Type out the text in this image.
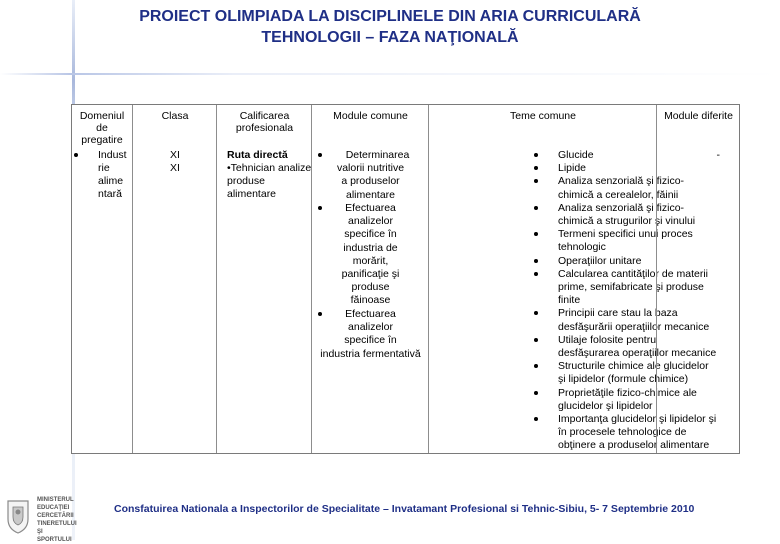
PROIECT OLIMPIADA LA DISCIPLINELE DIN ARIA CURRICULARĂ
TEHNOLOGII – FAZA NAŢIONALĂ
Domeniul
de
pregatire
Indust
rie
alime
ntară
Clasa
XI
XI
Calificarea
profesionala
Ruta directă
•Tehnician analize
produse
alimentare
Module comune
Determinarea
valorii nutritive
a produselor
alimentare
Efectuarea
analizelor
specifice în
industria de
morărit,
panificaţie şi
produse
făinoase
Efectuarea
analizelor
specifice în
industria fermentativă
Teme comune
Glucide
Lipide
Analiza senzorială şi fizico-
chimică a cerealelor, făinii
Analiza senzorială şi fizico-
chimică a strugurilor şi vinului
Termeni specifici unui proces
tehnologic
Operaţiilor unitare
Calcularea cantităţilor de materii
prime, semifabricate şi produse
finite
Principii care stau la baza
desfăşurării operaţiilor mecanice
Utilaje folosite pentru
desfăşurarea operaţiilor mecanice
Structurile chimice ale glucidelor
şi lipidelor (formule chimice)
Proprietăţile fizico-chimice ale
glucidelor şi lipidelor
Importanţa glucidelor şi lipidelor şi
în procesele tehnologice de
obţinere a produselor alimentare
Module diferite
-
MINISTERUL
EDUCAŢIEI
CERCETĂRII
TINERETULUI
ŞI SPORTULUI
Consfatuirea Nationala a Inspectorilor de Specialitate – Invatamant Profesional si Tehnic-Sibiu, 5- 7 Septembrie 2010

------------------------------------------------------------------------

What is needed
Exclude the pictures and transcribe all of the entries exactly.

Expected answer
Type out the text in this image.
PROIECT OLIMPIADA LA DISCIPLINELE DIN ARIA CURRICULARĂ
TEHNOLOGII – FAZA NAŢIONALĂ
Domeniul
de
pregatire
Indust
rie
alime
ntară
Clasa
XI
XI
Calificarea
profesionala
Ruta directă
•Tehnician analize
produse
alimentare
Module comune
Determinarea
valorii nutritive
a produselor
alimentare
Efectuarea
analizelor
specifice în
industria de
morărit,
panificaţie şi
produse
făinoase
Efectuarea
analizelor
specifice în
industria fermentativă
Teme comune
Glucide
Lipide
Analiza senzorială şi fizico-
chimică a cerealelor, făinii
Analiza senzorială şi fizico-
chimică a strugurilor şi vinului
Termeni specifici unui proces
tehnologic
Operaţiilor unitare
Calcularea cantităţilor de materii
prime, semifabricate şi produse
finite
Principii care stau la baza
desfăşurării operaţiilor mecanice
Utilaje folosite pentru
desfăşurarea operaţiilor mecanice
Structurile chimice ale glucidelor
şi lipidelor (formule chimice)
Proprietăţile fizico-chimice ale
glucidelor şi lipidelor
Importanţa glucidelor şi lipidelor şi
în procesele tehnologice de
obţinere a produselor alimentare
Module diferite
-
MINISTERUL
EDUCAŢIEI
CERCETĂRII
TINERETULUI
ŞI SPORTULUI
Consfatuirea Nationala a Inspectorilor de Specialitate – Invatamant Profesional si Tehnic-Sibiu, 5- 7 Septembrie 2010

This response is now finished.